Dataset records
- - -
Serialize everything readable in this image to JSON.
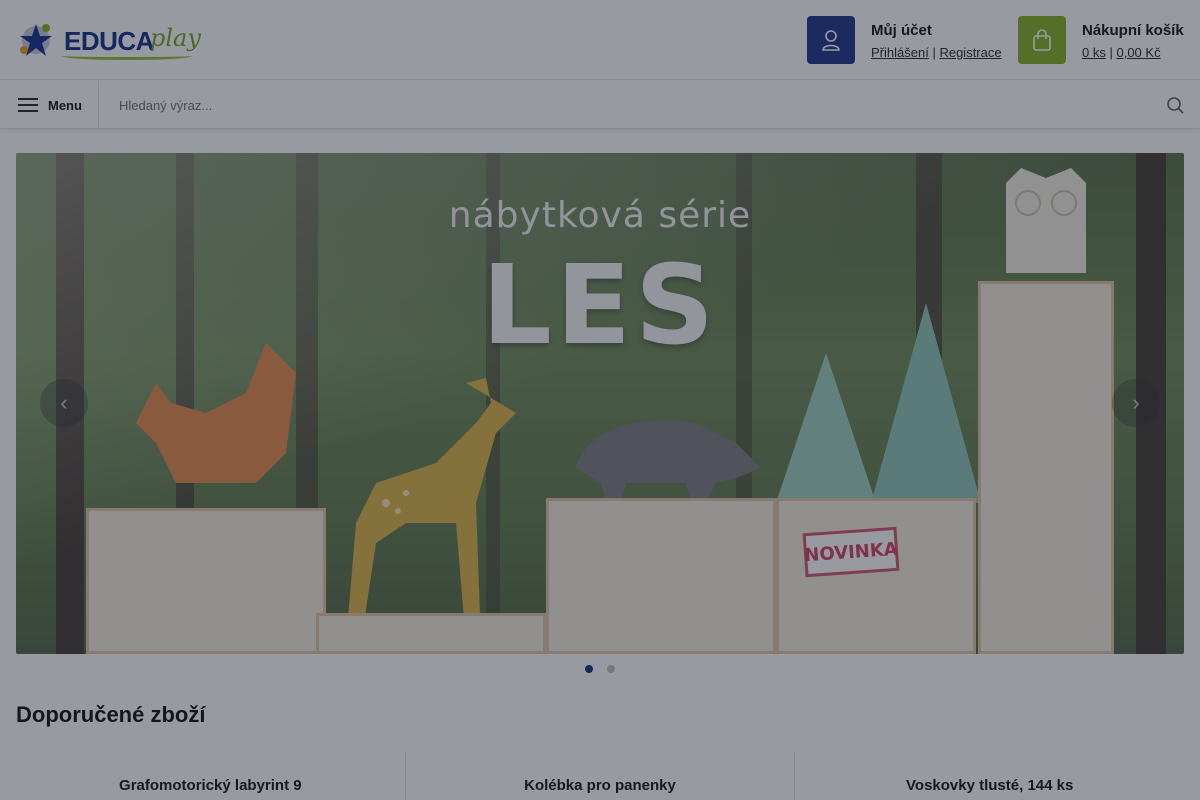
{
  "header": {
    "logo": {
      "brand": "EDUCA",
      "suffix": "play"
    },
    "account": {
      "title": "Můj účet",
      "login": "Přihlášení",
      "separator": "|",
      "register": "Registrace"
    },
    "cart": {
      "title": "Nákupní košík",
      "count": "0 ks",
      "separator": "|",
      "total": "0,00 Kč"
    }
  },
  "navbar": {
    "menu_label": "Menu",
    "search_placeholder": "Hledaný výraz..."
  },
  "banner": {
    "subtitle": "nábytková série",
    "title": "LES",
    "badge": "NOVINKA",
    "prev_arrow": "‹",
    "next_arrow": "›",
    "slides_total": 2,
    "slide_active": 1
  },
  "recommended": {
    "title": "Doporučené zboží",
    "products": [
      {
        "name": "Grafomotorický labyrint 9"
      },
      {
        "name": "Kolébka pro panenky"
      },
      {
        "name": "Voskovky tlusté, 144 ks"
      }
    ]
  },
  "colors": {
    "account_bg": "#2b3f8f",
    "cart_bg": "#8ab52e",
    "active_dot": "#1d3a8f"
  },
  "icons": {
    "account": "user-icon",
    "cart": "shopping-bag-icon",
    "menu": "hamburger-icon",
    "search": "search-icon"
  }
}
- - -
The records above should be reproduced exactly, with no pictures included.

--- Answer for the task ---
Serialize everything readable in this image to JSON.
{
  "header": {
    "logo": {
      "brand": "EDUCA",
      "suffix": "play"
    },
    "account": {
      "title": "Můj účet",
      "login": "Přihlášení",
      "separator": "|",
      "register": "Registrace"
    },
    "cart": {
      "title": "Nákupní košík",
      "count": "0 ks",
      "separator": "|",
      "total": "0,00 Kč"
    }
  },
  "navbar": {
    "menu_label": "Menu",
    "search_placeholder": "Hledaný výraz..."
  },
  "banner": {
    "subtitle": "nábytková série",
    "title": "LES",
    "badge": "NOVINKA",
    "prev_arrow": "‹",
    "next_arrow": "›",
    "slides_total": 2,
    "slide_active": 1
  },
  "recommended": {
    "title": "Doporučené zboží",
    "products": [
      {
        "name": "Grafomotorický labyrint 9"
      },
      {
        "name": "Kolébka pro panenky"
      },
      {
        "name": "Voskovky tlusté, 144 ks"
      }
    ]
  },
  "colors": {
    "account_bg": "#2b3f8f",
    "cart_bg": "#8ab52e",
    "active_dot": "#1d3a8f"
  },
  "icons": {
    "account": "user-icon",
    "cart": "shopping-bag-icon",
    "menu": "hamburger-icon",
    "search": "search-icon"
  }
}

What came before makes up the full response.